摘要:先放一行,或一列把堆顶的最小元素取出来,取次,如果该有下一行下一列的,放入堆中最小的个元素已经在上面的循环被完了,下一个堆顶元素就是

Problem

Given a n x n matrix where each of the rows and columns are sorted in ascending order, find the kth smallest element in the matrix.

Note that it is the kth smallest element in the sorted order, not the kth distinct element.

Example:

matrix = [
   [ 1,  5,  9],
   [10, 11, 13],
   [12, 13, 15]
],
k = 8,

return 13.

Note:
You may assume k is always valid, 1 ≤ k ≤ n^2.

*Dataset excerpts*:
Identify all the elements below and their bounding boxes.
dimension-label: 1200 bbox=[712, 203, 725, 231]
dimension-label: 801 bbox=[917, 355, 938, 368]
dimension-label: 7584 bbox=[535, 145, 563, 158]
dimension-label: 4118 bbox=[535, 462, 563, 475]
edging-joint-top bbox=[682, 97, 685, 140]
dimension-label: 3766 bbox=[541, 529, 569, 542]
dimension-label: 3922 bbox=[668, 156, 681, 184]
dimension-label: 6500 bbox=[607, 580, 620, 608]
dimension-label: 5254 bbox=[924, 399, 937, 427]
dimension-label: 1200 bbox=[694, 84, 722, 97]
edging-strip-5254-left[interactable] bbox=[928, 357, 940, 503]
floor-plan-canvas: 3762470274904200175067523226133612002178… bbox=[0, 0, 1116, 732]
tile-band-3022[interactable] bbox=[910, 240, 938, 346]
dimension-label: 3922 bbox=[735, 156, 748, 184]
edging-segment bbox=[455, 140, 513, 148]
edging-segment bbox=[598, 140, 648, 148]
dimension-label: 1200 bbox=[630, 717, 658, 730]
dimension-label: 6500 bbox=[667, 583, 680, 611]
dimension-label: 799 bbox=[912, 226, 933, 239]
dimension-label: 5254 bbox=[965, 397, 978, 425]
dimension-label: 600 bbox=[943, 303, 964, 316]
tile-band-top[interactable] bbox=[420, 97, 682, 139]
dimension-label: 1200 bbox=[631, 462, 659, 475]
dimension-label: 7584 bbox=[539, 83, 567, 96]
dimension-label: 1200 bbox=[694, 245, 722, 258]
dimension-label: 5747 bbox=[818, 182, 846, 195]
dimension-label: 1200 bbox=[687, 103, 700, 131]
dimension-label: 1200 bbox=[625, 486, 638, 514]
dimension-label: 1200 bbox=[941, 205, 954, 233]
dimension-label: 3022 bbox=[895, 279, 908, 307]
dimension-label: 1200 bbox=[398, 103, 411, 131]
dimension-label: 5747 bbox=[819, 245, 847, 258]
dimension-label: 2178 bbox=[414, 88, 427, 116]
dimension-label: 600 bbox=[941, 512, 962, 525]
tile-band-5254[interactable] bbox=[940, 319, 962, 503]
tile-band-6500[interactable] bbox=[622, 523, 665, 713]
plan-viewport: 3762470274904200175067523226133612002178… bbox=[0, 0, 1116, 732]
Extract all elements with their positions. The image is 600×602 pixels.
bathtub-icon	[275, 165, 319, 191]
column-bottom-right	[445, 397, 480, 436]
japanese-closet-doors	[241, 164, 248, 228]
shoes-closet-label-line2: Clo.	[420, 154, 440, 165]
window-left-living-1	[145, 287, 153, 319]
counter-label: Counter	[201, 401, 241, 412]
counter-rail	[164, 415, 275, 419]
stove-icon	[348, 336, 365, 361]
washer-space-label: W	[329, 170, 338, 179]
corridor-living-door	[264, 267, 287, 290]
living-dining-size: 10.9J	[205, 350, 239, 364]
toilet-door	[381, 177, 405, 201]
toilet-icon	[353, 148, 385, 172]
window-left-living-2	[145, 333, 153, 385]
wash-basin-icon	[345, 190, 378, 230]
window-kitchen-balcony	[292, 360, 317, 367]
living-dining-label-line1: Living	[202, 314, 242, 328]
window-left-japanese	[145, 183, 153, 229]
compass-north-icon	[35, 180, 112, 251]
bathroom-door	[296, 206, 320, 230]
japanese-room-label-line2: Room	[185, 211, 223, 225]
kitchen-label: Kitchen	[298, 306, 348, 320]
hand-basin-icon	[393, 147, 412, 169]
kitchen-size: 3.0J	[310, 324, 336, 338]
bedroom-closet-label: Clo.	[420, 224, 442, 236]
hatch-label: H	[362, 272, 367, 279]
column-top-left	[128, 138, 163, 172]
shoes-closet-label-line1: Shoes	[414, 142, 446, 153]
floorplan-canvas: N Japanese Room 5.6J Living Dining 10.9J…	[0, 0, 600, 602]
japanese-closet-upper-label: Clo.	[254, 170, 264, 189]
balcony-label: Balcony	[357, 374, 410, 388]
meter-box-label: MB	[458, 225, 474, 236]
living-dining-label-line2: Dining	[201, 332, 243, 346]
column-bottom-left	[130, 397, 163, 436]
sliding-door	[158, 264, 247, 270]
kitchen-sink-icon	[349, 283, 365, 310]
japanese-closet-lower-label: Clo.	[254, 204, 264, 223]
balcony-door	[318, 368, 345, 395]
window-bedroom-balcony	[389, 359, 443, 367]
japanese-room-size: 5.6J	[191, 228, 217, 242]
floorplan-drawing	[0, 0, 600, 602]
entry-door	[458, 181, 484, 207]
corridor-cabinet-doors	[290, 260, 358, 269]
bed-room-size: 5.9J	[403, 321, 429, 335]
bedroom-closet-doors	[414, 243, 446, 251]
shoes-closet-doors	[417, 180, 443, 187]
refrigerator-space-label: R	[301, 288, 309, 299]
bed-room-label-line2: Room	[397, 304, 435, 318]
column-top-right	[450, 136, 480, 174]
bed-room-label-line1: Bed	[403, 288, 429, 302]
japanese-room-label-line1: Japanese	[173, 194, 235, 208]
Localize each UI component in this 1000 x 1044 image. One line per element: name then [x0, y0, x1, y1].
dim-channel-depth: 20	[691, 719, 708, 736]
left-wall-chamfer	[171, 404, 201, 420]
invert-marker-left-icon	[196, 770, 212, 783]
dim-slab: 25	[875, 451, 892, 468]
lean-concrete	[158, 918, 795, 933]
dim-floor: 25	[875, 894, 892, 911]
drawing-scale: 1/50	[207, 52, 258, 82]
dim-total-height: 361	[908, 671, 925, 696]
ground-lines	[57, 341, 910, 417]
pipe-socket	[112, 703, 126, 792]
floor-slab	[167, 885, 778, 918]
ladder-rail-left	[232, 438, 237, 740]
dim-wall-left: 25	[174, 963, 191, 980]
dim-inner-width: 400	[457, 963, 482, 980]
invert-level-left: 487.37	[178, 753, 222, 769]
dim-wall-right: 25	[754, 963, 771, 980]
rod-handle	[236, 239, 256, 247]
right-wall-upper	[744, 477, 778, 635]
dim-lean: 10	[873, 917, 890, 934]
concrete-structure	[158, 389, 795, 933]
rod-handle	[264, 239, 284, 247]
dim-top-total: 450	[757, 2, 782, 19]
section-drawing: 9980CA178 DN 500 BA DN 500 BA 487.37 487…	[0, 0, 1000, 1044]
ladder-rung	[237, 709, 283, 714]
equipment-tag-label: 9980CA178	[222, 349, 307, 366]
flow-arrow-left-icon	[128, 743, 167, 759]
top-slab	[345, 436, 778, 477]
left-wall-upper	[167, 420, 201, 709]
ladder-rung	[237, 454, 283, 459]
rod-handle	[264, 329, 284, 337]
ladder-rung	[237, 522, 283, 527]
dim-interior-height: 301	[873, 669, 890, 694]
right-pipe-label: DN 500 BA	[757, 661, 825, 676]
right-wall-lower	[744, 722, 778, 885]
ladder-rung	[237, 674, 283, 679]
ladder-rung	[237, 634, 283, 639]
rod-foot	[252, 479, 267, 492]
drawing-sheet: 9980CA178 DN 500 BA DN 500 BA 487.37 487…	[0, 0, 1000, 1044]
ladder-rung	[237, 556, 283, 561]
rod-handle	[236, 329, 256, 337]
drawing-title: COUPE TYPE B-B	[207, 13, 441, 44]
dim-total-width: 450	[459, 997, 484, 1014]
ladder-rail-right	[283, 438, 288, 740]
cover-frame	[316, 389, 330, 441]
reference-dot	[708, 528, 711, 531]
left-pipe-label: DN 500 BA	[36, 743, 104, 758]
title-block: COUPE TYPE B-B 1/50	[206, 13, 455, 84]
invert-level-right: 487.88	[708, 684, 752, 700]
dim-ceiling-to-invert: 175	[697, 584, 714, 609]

*Work to do*: Set down the matrix problem text from "摘要:先放一行,或一列把堆顶" to "kth distinct element.", copying it word for word.

*Exercise answer*:
摘要:先放一行,或一列把堆顶的最小元素取出来,取次,如果该有下一行下一列的,放入堆中最小的个元素已经在上面的循环被完了,下一个堆顶元素就是

Problem

Given a n x n matrix where each of the rows and columns are sorted in ascending order, find the kth smallest element in the matrix.

Note that it is the kth smallest element in the sorted order, not the kth distinct element.